**REQUEST:** Transcribe all the entries word for word, omitting any pictures they contain.
** START OF GIVEN ENTRIES **
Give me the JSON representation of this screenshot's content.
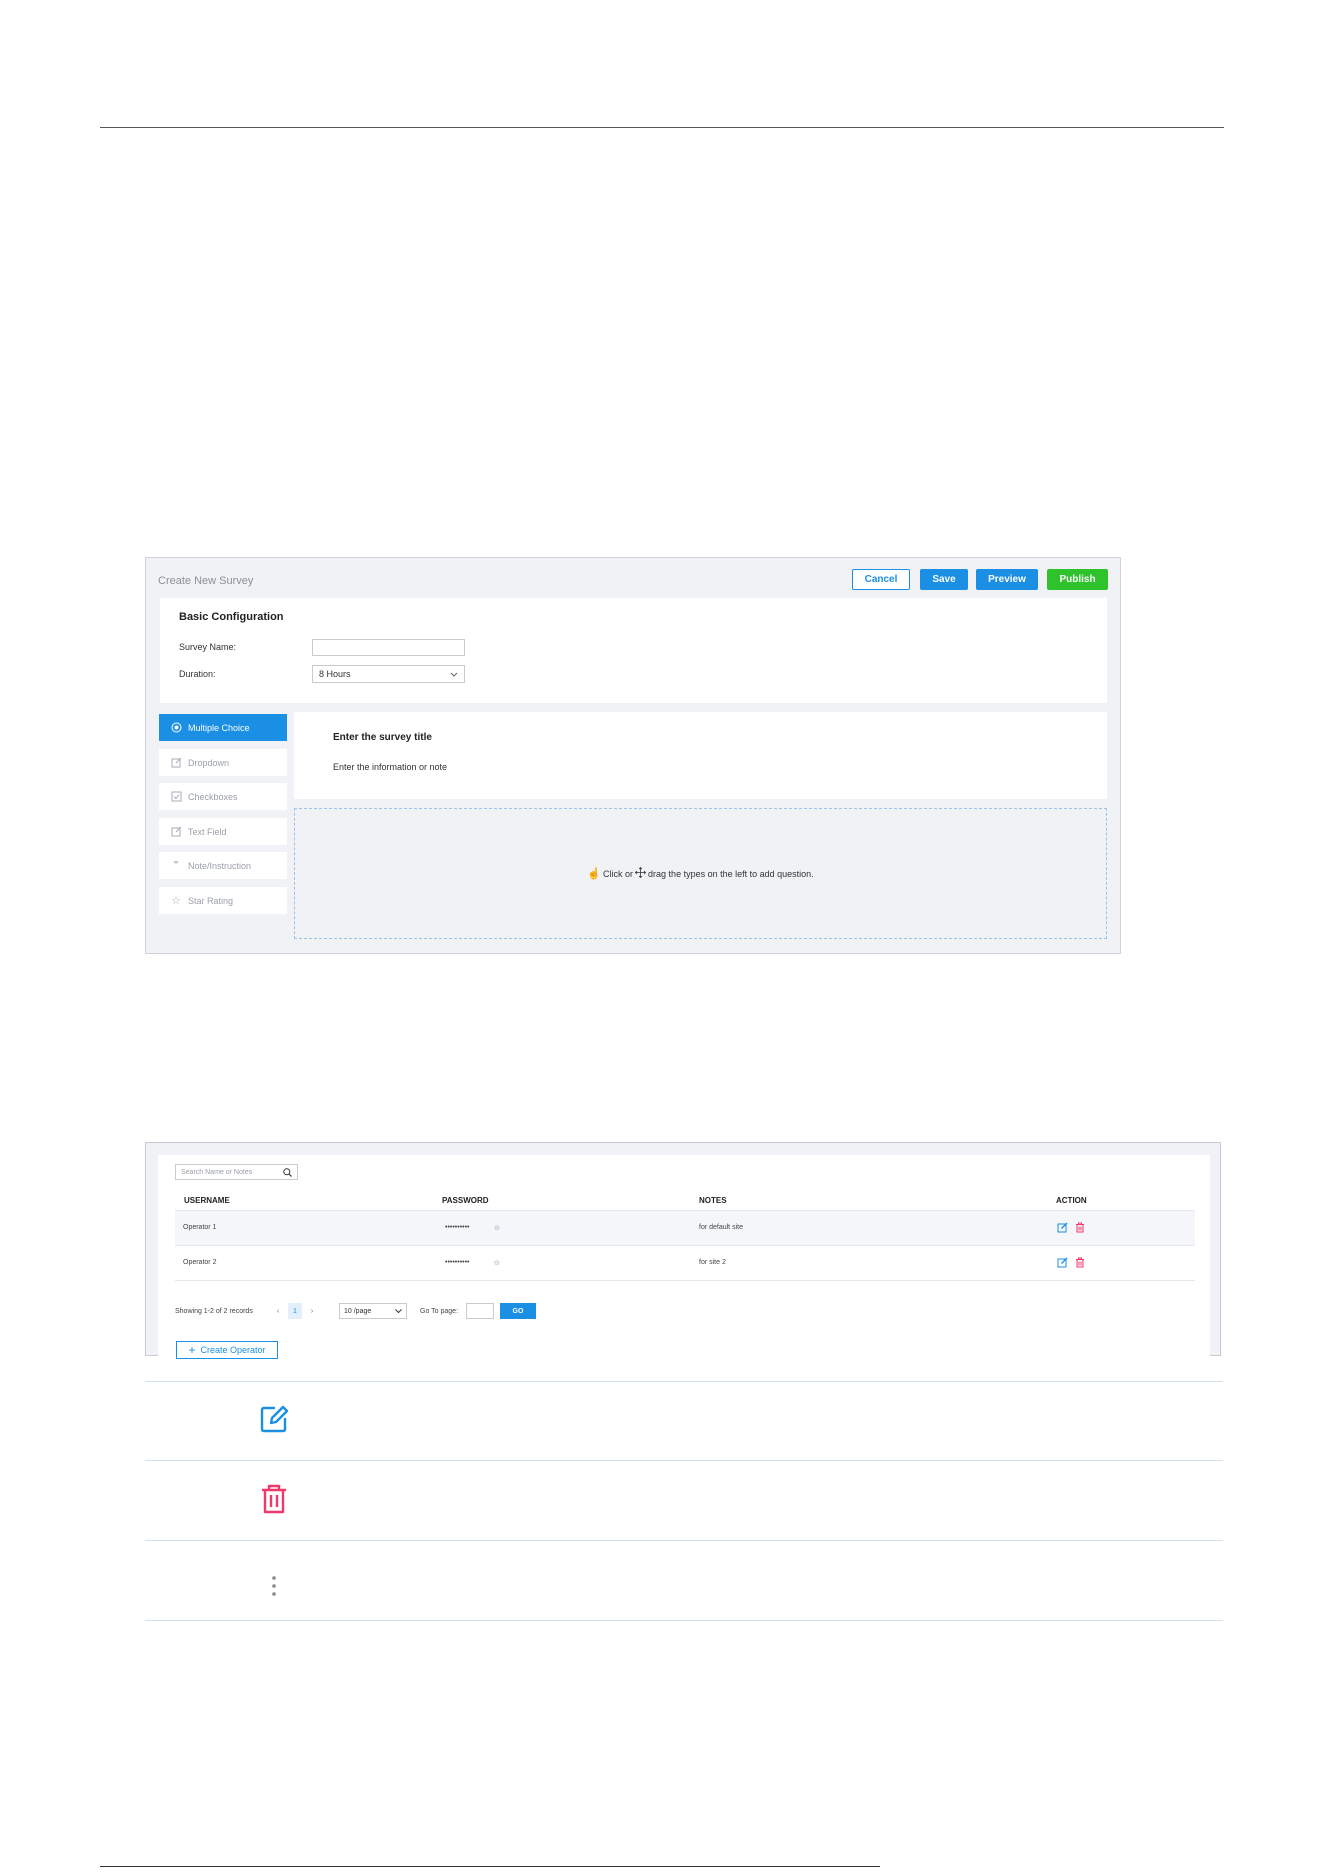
{
  "survey": {
    "title": "Create New Survey",
    "buttons": {
      "cancel": "Cancel",
      "save": "Save",
      "preview": "Preview",
      "publish": "Publish"
    },
    "basic": {
      "heading": "Basic Configuration",
      "survey_name_label": "Survey Name:",
      "survey_name_value": "",
      "duration_label": "Duration:",
      "duration_value": "8 Hours"
    },
    "types": [
      {
        "label": "Multiple Choice",
        "icon": "radio-icon",
        "active": true
      },
      {
        "label": "Dropdown",
        "icon": "edit-icon",
        "active": false
      },
      {
        "label": "Checkboxes",
        "icon": "checkbox-icon",
        "active": false
      },
      {
        "label": "Text Field",
        "icon": "edit-icon",
        "active": false
      },
      {
        "label": "Note/Instruction",
        "icon": "quote-icon",
        "active": false
      },
      {
        "label": "Star Rating",
        "icon": "star-icon",
        "active": false
      }
    ],
    "title_placeholder": "Enter the survey title",
    "note_placeholder": "Enter the information or note",
    "drop_hint_1": "Click or",
    "drop_hint_2": "drag the types on the left to add question."
  },
  "operators": {
    "search_placeholder": "Search Name or Notes",
    "columns": {
      "username": "USERNAME",
      "password": "PASSWORD",
      "notes": "NOTES",
      "action": "ACTION"
    },
    "rows": [
      {
        "username": "Operator 1",
        "password": "••••••••••",
        "notes": "for default site"
      },
      {
        "username": "Operator 2",
        "password": "••••••••••",
        "notes": "for site 2"
      }
    ],
    "showing": "Showing 1-2 of 2 records",
    "current_page": "1",
    "page_size": "10 /page",
    "goto_label": "Go To page:",
    "go_button": "GO",
    "create_button": "Create Operator"
  },
  "colors": {
    "accent": "#1a8fe3",
    "publish": "#2ec22b",
    "danger": "#f0386b"
  }
}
** END OF GIVEN ENTRIES **
**RESULT OF THE TASK:**
Give me the JSON representation of this screenshot's content.
{
  "survey": {
    "title": "Create New Survey",
    "buttons": {
      "cancel": "Cancel",
      "save": "Save",
      "preview": "Preview",
      "publish": "Publish"
    },
    "basic": {
      "heading": "Basic Configuration",
      "survey_name_label": "Survey Name:",
      "survey_name_value": "",
      "duration_label": "Duration:",
      "duration_value": "8 Hours"
    },
    "types": [
      {
        "label": "Multiple Choice",
        "icon": "radio-icon",
        "active": true
      },
      {
        "label": "Dropdown",
        "icon": "edit-icon",
        "active": false
      },
      {
        "label": "Checkboxes",
        "icon": "checkbox-icon",
        "active": false
      },
      {
        "label": "Text Field",
        "icon": "edit-icon",
        "active": false
      },
      {
        "label": "Note/Instruction",
        "icon": "quote-icon",
        "active": false
      },
      {
        "label": "Star Rating",
        "icon": "star-icon",
        "active": false
      }
    ],
    "title_placeholder": "Enter the survey title",
    "note_placeholder": "Enter the information or note",
    "drop_hint_1": "Click or",
    "drop_hint_2": "drag the types on the left to add question."
  },
  "operators": {
    "search_placeholder": "Search Name or Notes",
    "columns": {
      "username": "USERNAME",
      "password": "PASSWORD",
      "notes": "NOTES",
      "action": "ACTION"
    },
    "rows": [
      {
        "username": "Operator 1",
        "password": "••••••••••",
        "notes": "for default site"
      },
      {
        "username": "Operator 2",
        "password": "••••••••••",
        "notes": "for site 2"
      }
    ],
    "showing": "Showing 1-2 of 2 records",
    "current_page": "1",
    "page_size": "10 /page",
    "goto_label": "Go To page:",
    "go_button": "GO",
    "create_button": "Create Operator"
  },
  "colors": {
    "accent": "#1a8fe3",
    "publish": "#2ec22b",
    "danger": "#f0386b"
  }
}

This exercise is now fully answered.